Task goal » Each line of the material below that holds the word "name" needs to be copied.
.....
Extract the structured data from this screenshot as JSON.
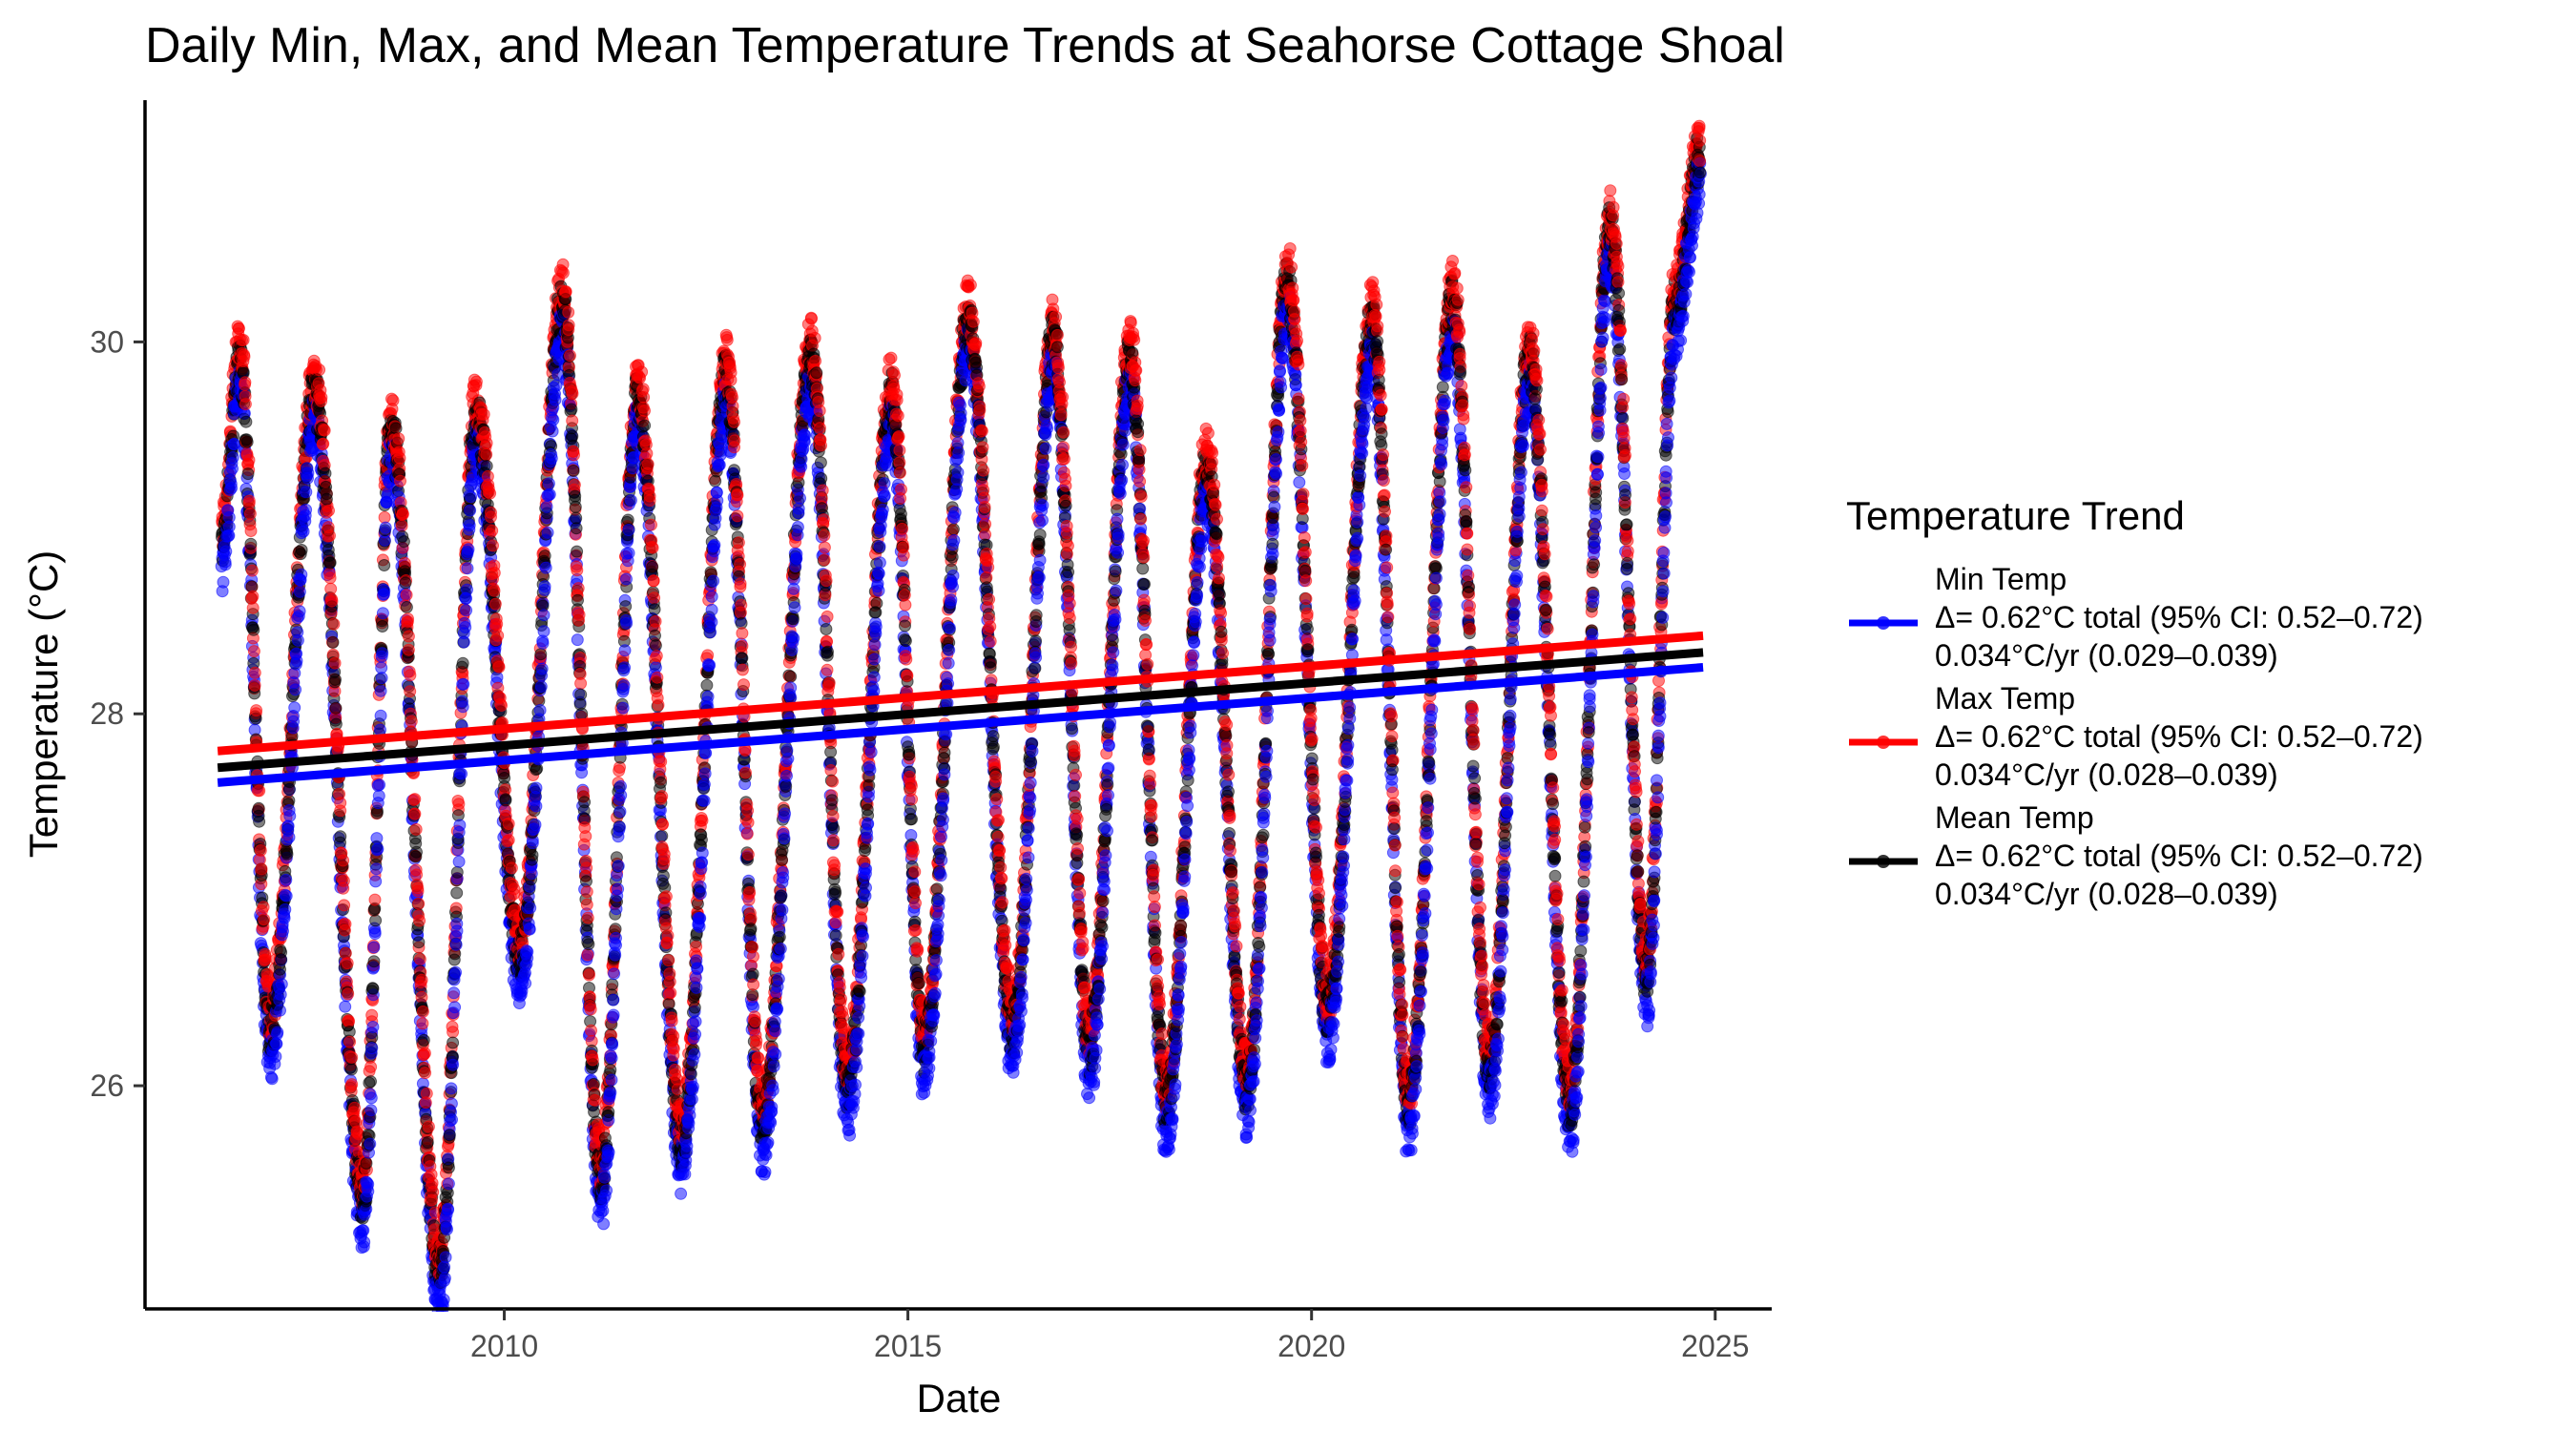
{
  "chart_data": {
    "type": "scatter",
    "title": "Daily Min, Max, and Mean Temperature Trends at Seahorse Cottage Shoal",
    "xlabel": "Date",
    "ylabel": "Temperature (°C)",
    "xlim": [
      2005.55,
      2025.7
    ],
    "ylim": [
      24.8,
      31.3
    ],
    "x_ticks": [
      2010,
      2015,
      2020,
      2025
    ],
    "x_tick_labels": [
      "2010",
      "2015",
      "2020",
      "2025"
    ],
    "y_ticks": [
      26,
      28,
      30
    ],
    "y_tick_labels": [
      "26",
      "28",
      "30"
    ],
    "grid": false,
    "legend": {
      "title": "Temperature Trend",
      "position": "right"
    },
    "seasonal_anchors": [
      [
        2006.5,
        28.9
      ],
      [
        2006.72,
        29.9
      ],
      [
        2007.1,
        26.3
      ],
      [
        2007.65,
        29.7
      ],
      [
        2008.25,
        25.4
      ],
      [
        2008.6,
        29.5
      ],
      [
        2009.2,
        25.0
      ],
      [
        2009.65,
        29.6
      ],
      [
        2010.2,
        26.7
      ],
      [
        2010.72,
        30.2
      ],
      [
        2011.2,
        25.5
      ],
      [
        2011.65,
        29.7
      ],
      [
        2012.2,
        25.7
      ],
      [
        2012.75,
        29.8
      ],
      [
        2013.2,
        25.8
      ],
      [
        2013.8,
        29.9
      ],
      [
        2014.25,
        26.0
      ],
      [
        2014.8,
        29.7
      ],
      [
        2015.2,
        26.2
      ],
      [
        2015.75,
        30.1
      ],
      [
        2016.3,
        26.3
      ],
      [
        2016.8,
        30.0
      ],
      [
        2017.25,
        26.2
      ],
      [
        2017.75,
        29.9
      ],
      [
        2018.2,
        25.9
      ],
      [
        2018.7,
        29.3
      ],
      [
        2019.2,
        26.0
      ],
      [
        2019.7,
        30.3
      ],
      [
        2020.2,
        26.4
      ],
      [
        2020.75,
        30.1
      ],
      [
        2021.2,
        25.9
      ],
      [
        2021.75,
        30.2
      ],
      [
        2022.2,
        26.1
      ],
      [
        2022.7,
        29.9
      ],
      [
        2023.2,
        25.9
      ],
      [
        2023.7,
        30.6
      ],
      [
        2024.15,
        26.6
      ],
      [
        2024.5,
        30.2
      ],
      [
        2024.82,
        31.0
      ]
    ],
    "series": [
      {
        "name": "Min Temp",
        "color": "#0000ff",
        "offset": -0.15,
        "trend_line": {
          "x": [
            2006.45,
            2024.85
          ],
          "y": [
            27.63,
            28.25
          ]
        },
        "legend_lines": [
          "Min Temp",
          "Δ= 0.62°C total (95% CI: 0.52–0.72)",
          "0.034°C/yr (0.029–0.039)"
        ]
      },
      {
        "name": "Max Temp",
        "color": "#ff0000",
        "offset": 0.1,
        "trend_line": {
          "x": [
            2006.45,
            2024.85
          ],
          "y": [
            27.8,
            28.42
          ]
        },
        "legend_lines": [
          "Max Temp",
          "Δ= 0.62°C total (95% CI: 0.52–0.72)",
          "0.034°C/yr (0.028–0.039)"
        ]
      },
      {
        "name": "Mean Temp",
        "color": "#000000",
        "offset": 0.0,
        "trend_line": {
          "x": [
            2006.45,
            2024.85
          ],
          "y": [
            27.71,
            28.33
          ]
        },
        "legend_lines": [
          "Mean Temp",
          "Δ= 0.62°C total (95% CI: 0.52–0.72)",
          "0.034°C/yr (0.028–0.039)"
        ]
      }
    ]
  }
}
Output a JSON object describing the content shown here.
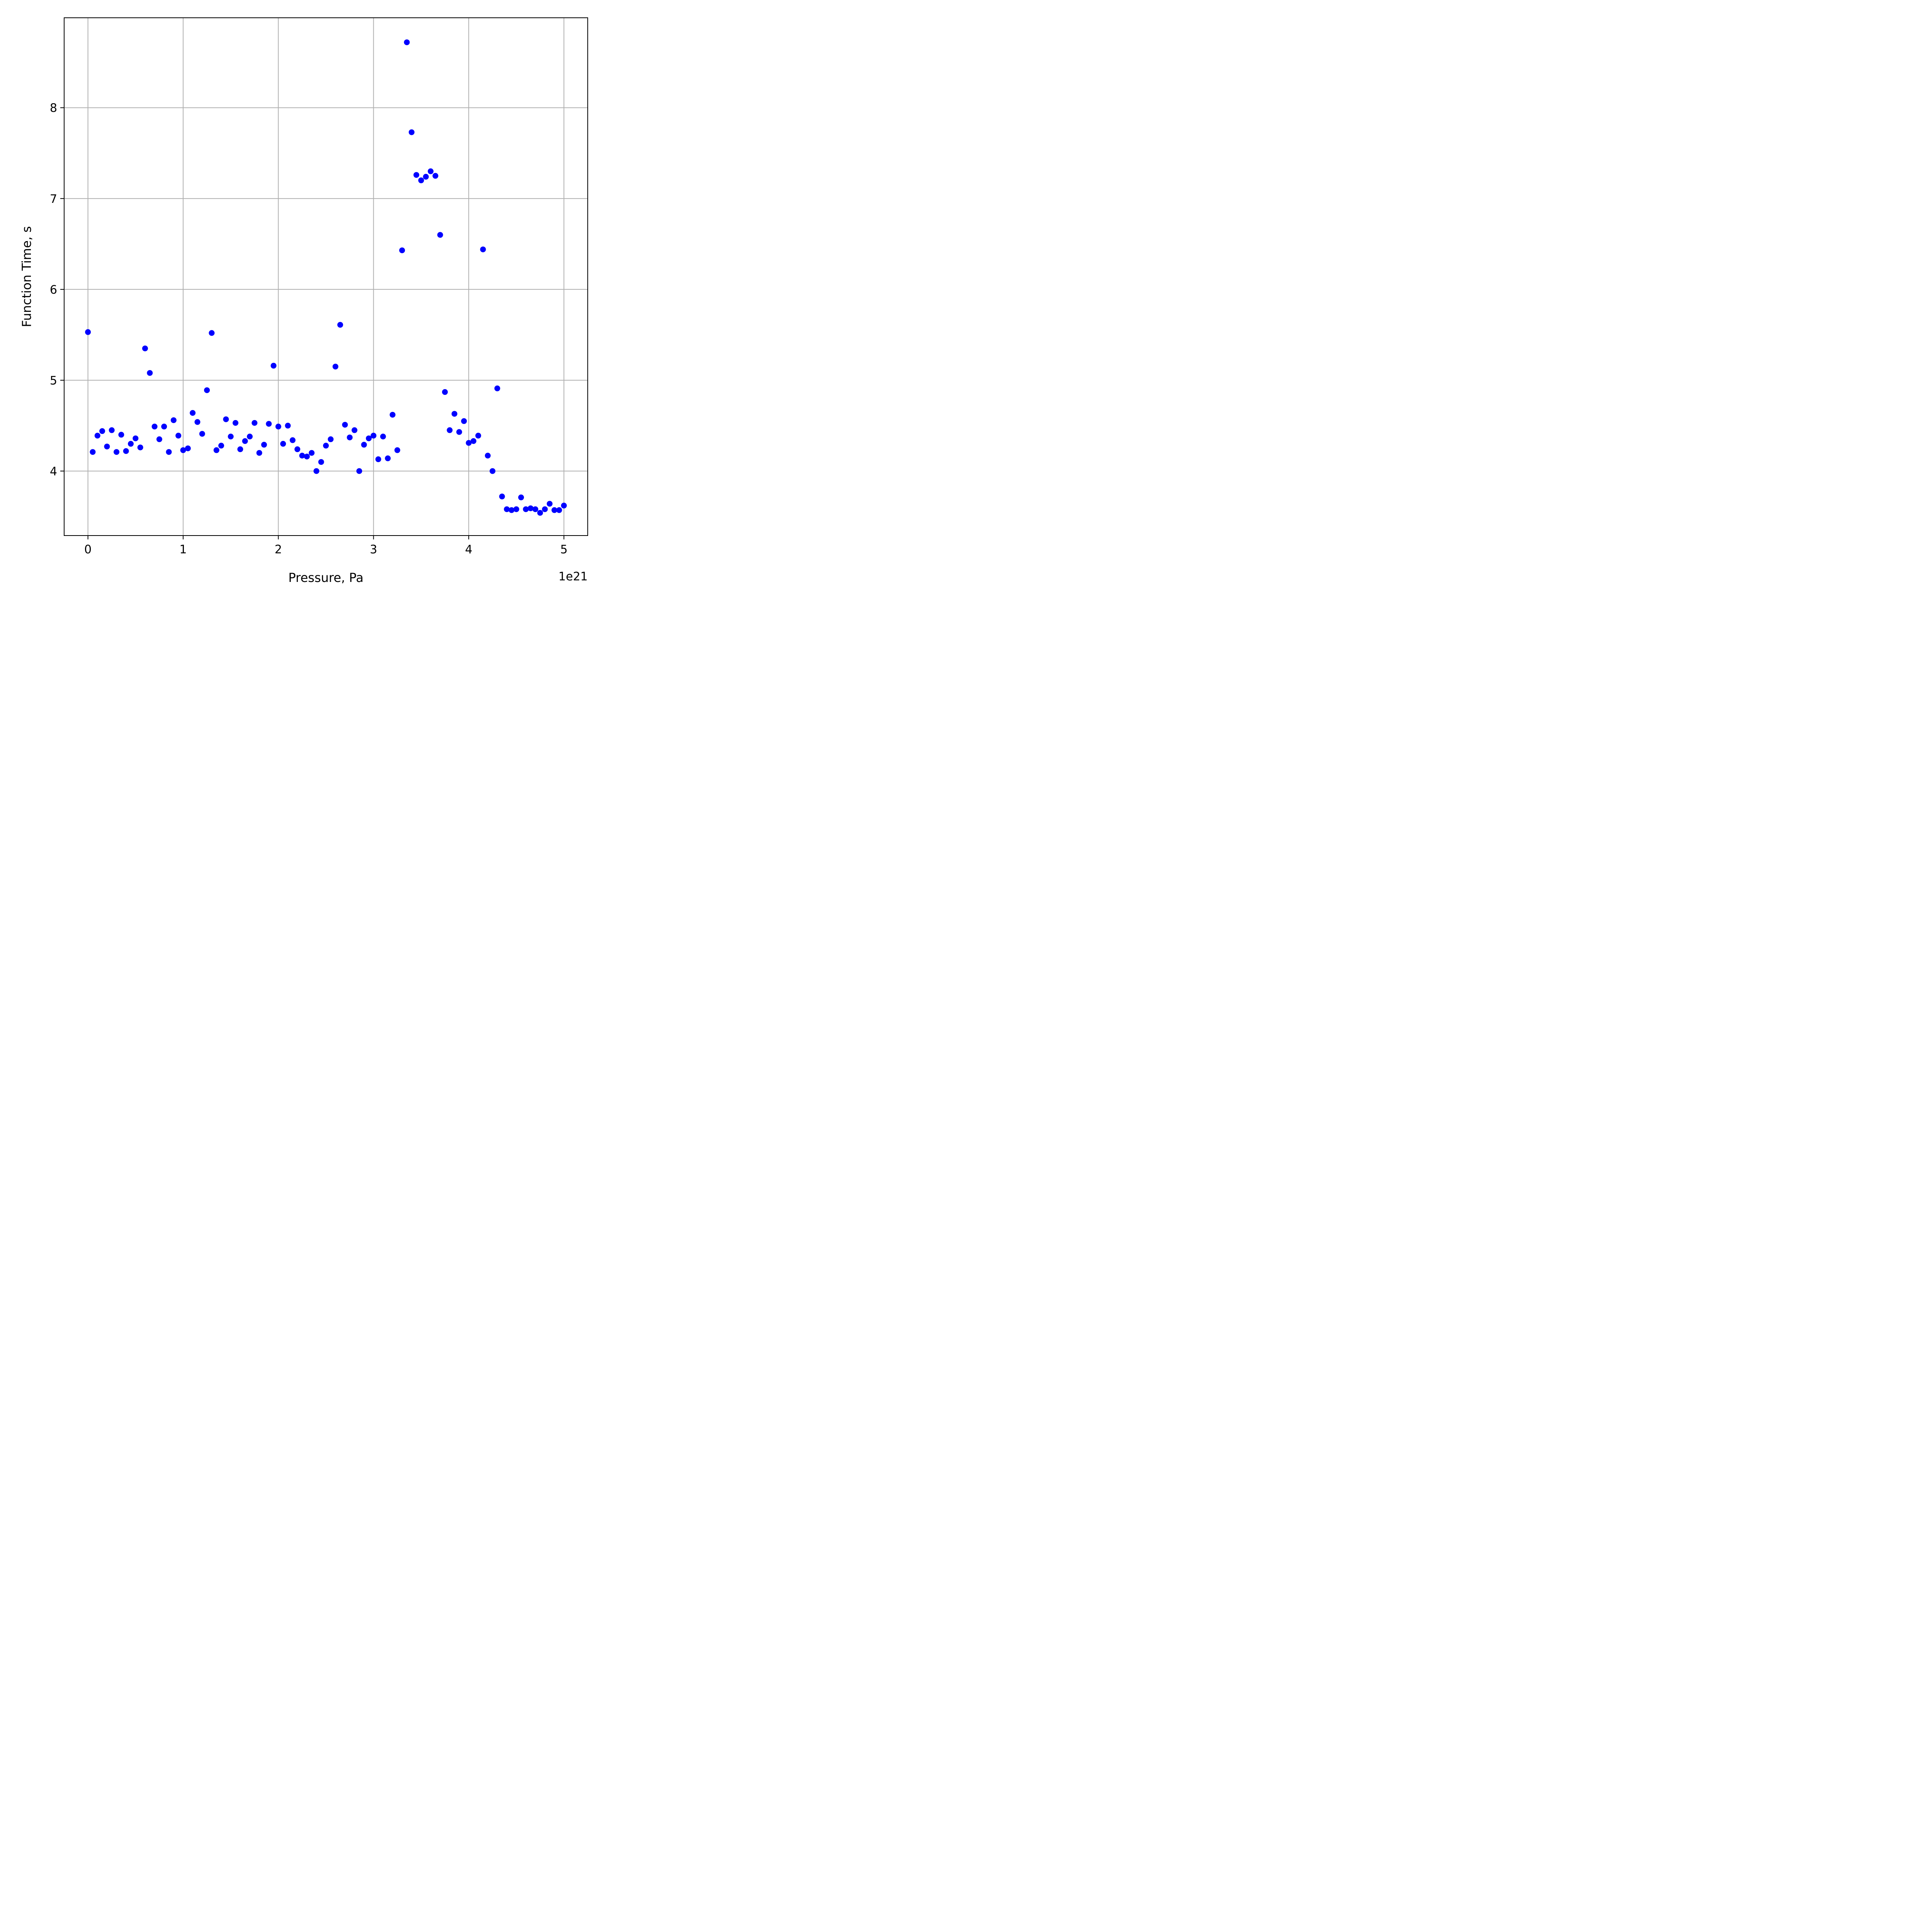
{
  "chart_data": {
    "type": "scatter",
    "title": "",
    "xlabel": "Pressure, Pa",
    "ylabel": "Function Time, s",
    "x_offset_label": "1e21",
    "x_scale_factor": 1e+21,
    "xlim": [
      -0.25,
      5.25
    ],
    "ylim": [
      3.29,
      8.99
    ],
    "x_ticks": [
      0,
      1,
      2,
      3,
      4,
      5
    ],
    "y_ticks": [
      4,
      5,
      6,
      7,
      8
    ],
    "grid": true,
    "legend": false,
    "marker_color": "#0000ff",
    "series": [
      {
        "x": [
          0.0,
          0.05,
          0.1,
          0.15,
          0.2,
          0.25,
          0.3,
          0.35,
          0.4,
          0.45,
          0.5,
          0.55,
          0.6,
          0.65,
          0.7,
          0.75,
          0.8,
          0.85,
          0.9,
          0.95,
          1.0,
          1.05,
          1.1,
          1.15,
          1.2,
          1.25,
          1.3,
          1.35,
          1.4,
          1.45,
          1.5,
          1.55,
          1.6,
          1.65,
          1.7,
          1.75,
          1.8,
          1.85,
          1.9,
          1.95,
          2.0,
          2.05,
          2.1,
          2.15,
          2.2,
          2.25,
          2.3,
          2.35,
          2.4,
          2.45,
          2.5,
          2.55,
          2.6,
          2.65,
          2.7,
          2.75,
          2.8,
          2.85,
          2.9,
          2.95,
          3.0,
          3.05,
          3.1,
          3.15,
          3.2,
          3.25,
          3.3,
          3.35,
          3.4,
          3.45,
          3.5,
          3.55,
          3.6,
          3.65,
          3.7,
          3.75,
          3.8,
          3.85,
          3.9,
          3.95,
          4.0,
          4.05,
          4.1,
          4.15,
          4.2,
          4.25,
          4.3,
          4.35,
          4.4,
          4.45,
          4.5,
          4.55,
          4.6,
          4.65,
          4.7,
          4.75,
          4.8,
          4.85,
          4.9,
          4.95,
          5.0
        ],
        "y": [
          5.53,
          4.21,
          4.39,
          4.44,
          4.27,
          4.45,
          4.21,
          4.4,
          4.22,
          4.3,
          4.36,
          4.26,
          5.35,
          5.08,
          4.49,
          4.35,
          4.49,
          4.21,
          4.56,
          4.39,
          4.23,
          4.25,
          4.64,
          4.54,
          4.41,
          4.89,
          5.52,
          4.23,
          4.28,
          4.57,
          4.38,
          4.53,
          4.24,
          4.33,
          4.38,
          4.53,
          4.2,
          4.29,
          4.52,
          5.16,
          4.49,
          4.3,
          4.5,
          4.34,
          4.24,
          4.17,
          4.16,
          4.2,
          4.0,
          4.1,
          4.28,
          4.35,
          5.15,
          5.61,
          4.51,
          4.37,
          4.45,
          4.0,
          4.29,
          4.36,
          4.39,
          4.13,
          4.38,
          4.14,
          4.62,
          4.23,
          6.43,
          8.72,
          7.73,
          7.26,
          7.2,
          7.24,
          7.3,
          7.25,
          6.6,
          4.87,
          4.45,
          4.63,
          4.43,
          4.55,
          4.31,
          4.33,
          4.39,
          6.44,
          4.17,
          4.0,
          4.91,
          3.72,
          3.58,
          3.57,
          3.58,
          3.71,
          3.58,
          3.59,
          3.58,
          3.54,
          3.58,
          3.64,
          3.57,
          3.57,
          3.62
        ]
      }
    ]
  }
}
.....
Result »
        "name": "Min Temp",
        "name": "Max Temp",
        "name": "Mean Temp",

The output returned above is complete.